## AIM OF THE EXERCISE
In the passage on Belmontes's penalty phase presentation below, rewrite everything from "Belmontes’s penalty phase" down to "after the murder.", changing "penalty phase" to "sentencing phase".

## DOCUMENT EXCERPT
Belmontes’s penalty phase presentation was entirely composed of such evidence. The witnesses who testified on his behalf spoke to his religious convictions and his behavior while a ward of the California Youth Authority (“CYA”) — all of which goes to his background and character before he murdered Steacy. While the majority attempts to paint such evidence as showing that he would be a model inmate if sentenced to life in prison, the testimony as actually presented deals exclusively with his character prior to the crime. In fact, not one witness who testified during the penalty phase testified to Belmontes’s behavior after the murder.

## INFORMATION PROVIDED

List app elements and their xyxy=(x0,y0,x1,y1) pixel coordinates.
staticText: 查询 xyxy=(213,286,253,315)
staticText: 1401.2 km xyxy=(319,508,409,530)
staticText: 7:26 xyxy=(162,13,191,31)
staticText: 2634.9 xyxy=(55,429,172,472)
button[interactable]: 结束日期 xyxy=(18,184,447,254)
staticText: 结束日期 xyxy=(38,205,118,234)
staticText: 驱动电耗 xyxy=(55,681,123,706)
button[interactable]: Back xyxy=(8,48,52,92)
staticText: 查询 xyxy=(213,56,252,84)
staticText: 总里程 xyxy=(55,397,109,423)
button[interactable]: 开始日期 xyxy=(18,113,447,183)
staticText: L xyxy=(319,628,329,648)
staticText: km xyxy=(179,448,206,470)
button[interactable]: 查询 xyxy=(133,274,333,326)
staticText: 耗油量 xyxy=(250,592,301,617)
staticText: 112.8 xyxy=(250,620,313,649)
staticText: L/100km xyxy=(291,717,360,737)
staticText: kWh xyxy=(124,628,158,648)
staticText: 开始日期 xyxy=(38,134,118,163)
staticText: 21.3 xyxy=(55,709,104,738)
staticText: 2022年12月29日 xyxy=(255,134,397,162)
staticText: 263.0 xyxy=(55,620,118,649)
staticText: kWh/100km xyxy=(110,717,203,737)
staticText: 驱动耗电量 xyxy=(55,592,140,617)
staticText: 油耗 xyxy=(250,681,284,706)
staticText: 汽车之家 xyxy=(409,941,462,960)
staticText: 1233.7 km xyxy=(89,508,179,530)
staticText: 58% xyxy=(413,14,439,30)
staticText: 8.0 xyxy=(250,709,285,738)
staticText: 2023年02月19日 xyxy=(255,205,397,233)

## RESULT
Belmontes’s sentencing phase presentation was entirely composed of such evidence. The witnesses who testified on his behalf spoke to his religious convictions and his behavior while a ward of the California Youth Authority (“CYA”) — all of which goes to his background and character before he murdered Steacy. While the majority attempts to paint such evidence as showing that he would be a model inmate if sentenced to life in prison, the testimony as actually presented deals exclusively with his character prior to the crime. In fact, not one witness who testified during the sentencing phase testified to Belmontes’s behavior after the murder.